Filter the entries and keep only the lines where the string "三加三四合" appears.

start EXERCISE MATERIALS

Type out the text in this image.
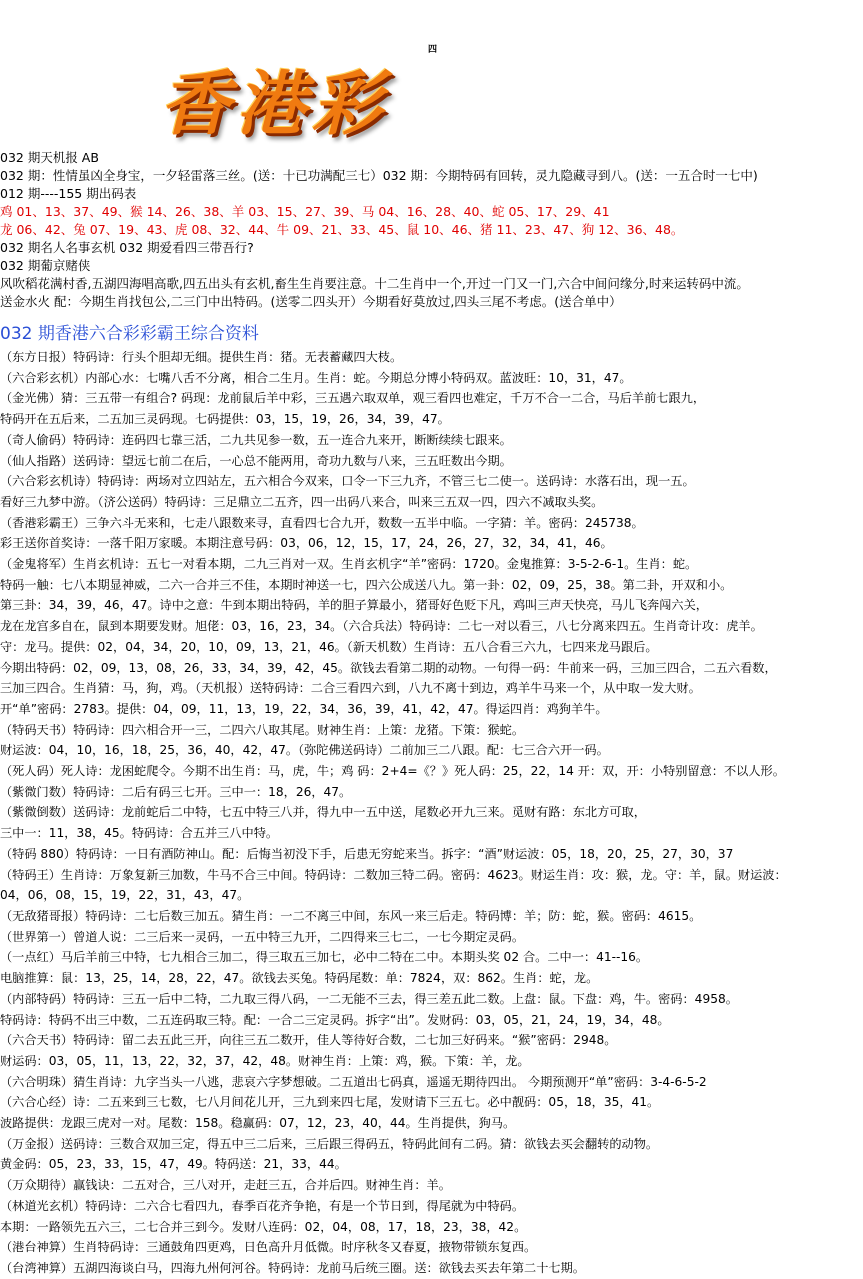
香港彩
四
032 期天机报 AB
032 期：性情虽凶全身宝，一夕轻雷落三丝。(送：十已功满配三七）032 期：今期特码有回转，灵九隐藏寻到八。(送：一五合时一七中)
012 期----155 期出码表
鸡 01、13、37、49、猴 14、26、38、羊 03、15、27、39、马 04、16、28、40、蛇 05、17、29、41
龙 06、42、兔 07、19、43、虎 08、32、44、牛 09、21、33、45、鼠 10、46、猪 11、23、47、狗 12、36、48。
032 期名人名事玄机 032 期爱看四三带吾行?
032 期葡京赌侠
风吹稻花满村香,五湖四海唱高歌,四五出头有玄机,畜生生肖要注意。十二生肖中一个,开过一门又一门,六合中间问缘分,时来运转码中流。
送金水火 配：今期生肖找包公,二三门中出特码。(送零二四头开）今期看好莫放过,四头三尾不考虑。(送合单中）
032 期香港六合彩彩霸王综合资料
（东方日报）特码诗：行头个胆却无细。提供生肖：猪。无表蓄藏四大枝。
（六合彩玄机）内部心水：七嘴八舌不分离，相合二生月。生肖：蛇。今期总分博小特码双。蓝波旺：10，31，47。
（金光佛）猜：三五带一有组合? 码现：龙前鼠后羊中彩，三五遇六取双单，观三看四也难定，千万不合一二合，马后羊前七跟九，
特码开在五后来，二五加三灵码现。七码提供：03，15，19，26，34，39，47。
（奇人偷码）特码诗：连码四七靠三活，二九共见参一数，五一连合九来开，断断续续七跟来。
（仙人指路）送码诗：望远七前二在后，一心总不能两用，奇功九数与八来，三五旺数出今期。
（六合彩玄机诗）特码诗：两场对立四站左，五六相合今双来，口令一下三九齐，不管三七二使一。送码诗：水落石出，现一五。
看好三九梦中游。（济公送码）特码诗：三足鼎立二五齐，四一出码八来合，叫来三五双一四，四六不减取头奖。
（香港彩霸王）三争六斗无来和，七走八跟数来寻，直看四七合九开，数数一五半中临。一字猜：羊。密码：245738。
彩王送你首奖诗：一落千阳万家暖。本期注意号码：03，06，12，15，17，24，26，27，32，34，41，46。
（金鬼将军）生肖玄机诗：五七一对看本期，二九三肖对一双。生肖玄机字“羊”密码：1720。金鬼推算：3-5-2-6-1。生肖：蛇。
特码一触：七八本期显神威，二六一合并三不佳，本期时神送一七，四六公成送八九。第一卦：02，09，25，38。第二卦，开双和小。
第三卦：34，39，46，47。诗中之意：牛到本期出特码，羊的胆子算最小，猪哥好色贬下凡，鸡叫三声天快亮，马儿飞奔闯六关，
龙在龙宫多自在，鼠到本期要发财。旭佬：03，16，23，34。（六合兵法）特码诗：二七一对以看三，八七分离来四五。生肖奇计攻：虎羊。
守：龙马。提供：02，04，34，20，10，09，13，21，46。（新天机数）生肖诗：五八合看三六九，七四来龙马跟后。
今期出特码：02，09，13，08，26，33，34，39，42，45。欲钱去看第二期的动物。一句得一码：牛前来一码，三加三四合，二五六看数，
三加三四合。生肖猜：马，狗，鸡。（天机报）送特码诗：二合三看四六到，八九不离十到边，鸡羊牛马来一个，从中取一发大财。
开“单”密码：2783。提供：04，09，11，13，19，22，34，36，39，41，42，47。得运四肖：鸡狗羊牛。
（特码天书）特码诗：四六相合开一三，二四六八取其尾。财神生肖：上策：龙猪。下策：猴蛇。
财运波：04，10，16，18，25，36，40，42，47。（弥陀佛送码诗）二前加三二八跟。配：七三合六开一码。
（死人码）死人诗：龙困蛇爬令。今期不出生肖：马，虎，牛；鸡 码：2+4=《？》死人码：25，22，14 开：双，开：小特别留意：不以人形。
（紫微门数）特码诗：二后有码三七开。三中一：18，26，47。
（紫微倒数）送码诗：龙前蛇后二中特，七五中特三八并，得九中一五中送，尾数必开九三来。觅财有路：东北方可取，
三中一：11，38，45。特码诗：合五并三八中特。
（特码 880）特码诗：一日有酒防神山。配：后悔当初没下手，后患无穷蛇来当。拆字：“酒”财运波：05，18，20，25，27，30，37
（特码王）生肖诗：万象复新三加数，牛马不合三中间。特码诗：二数加三特二码。密码：4623。财运生肖：攻：猴，龙。守：羊，鼠。财运波：
04，06，08，15，19，22，31，43，47。
（无敌猪哥报）特码诗：二七后数三加五。猜生肖：一二不离三中间，东风一来三后走。特码博：羊；防：蛇，猴。密码：4615。
（世界第一）曾道人说：二三后来一灵码，一五中特三九开，二四得来三七二，一七今期定灵码。
（一点红）马后羊前三中特，七九相合三加二，得三取五三加七，必中二特在二中。本期头奖 02 合。二中一：41--16。
电脑推算：鼠：13，25，14，28，22，47。欲钱去买兔。特码尾数：单：7824，双：862。生肖：蛇，龙。
（内部特码）特码诗：三五一后中二特，二九取三得八码，一二无能不三去，得三差五此二数。上盘：鼠。下盘：鸡，牛。密码：4958。
特码诗：特码不出三中数，二五连码取三特。配：一合二三定灵码。拆字“出”。发财码：03，05，21，24，19，34，48。
（六合天书）特码诗：留二去五此三开，向往三五二数开，佳人等待好合数，二七加三好码来。“猴”密码：2948。
财运码：03，05，11，13，22，32，37，42，48。财神生肖：上策：鸡，猴。下策：羊，龙。
（六合明珠）猜生肖诗：九字当头一八逃，悲哀六字梦想破。二五道出七码真，遥遥无期待四出。 今期预测开“单”密码：3-4-6-5-2
（六合心经）诗：二五来到三七数，七八月间花儿开，三九到来四七尾，发财请下三五七。必中靓码：05，18，35，41。
波路提供：龙跟三虎对一对。尾数：158。稳赢码：07，12，23，40，44。生肖提供，狗马。
（万金报）送码诗：三数合双加三定，得五中三二后来，三后跟三得码五，特码此间有二码。猜：欲钱去买会翻转的动物。
黄金码：05，23，33，15，47，49。特码送：21，33，44。
（万众期待）赢钱诀：二五对合，三八对开，走赶三五，合并后四。财神生肖：羊。
（林道光玄机）特码诗：二六合七看四九，春季百花齐争艳，有是一个节日到，得尾就为中特码。
本期：一路领先五六三，二七合并三到今。发财八连码：02，04，08，17，18，23，38，42。
（港台神算）生肖特码诗：三通鼓角四更鸡，日色高升月低微。时序秋冬又春夏，掖物带锁东复西。
（台湾神算）五湖四海谈白马，四海九州何河谷。特码诗：龙前马后统三圈。送：欲钱去买去年第二十七期。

end EXERCISE MATERIALS

ANSWER TO THE PROBLEM
今期出特码：02，09，13，08，26，33，34，39，42，45。欲钱去看第二期的动物。一句得一码：牛前来一码，三加三四合，二五六看数，
三加三四合。生肖猜：马，狗，鸡。（天机报）送特码诗：二合三看四六到，八九不离十到边，鸡羊牛马来一个，从中取一发大财。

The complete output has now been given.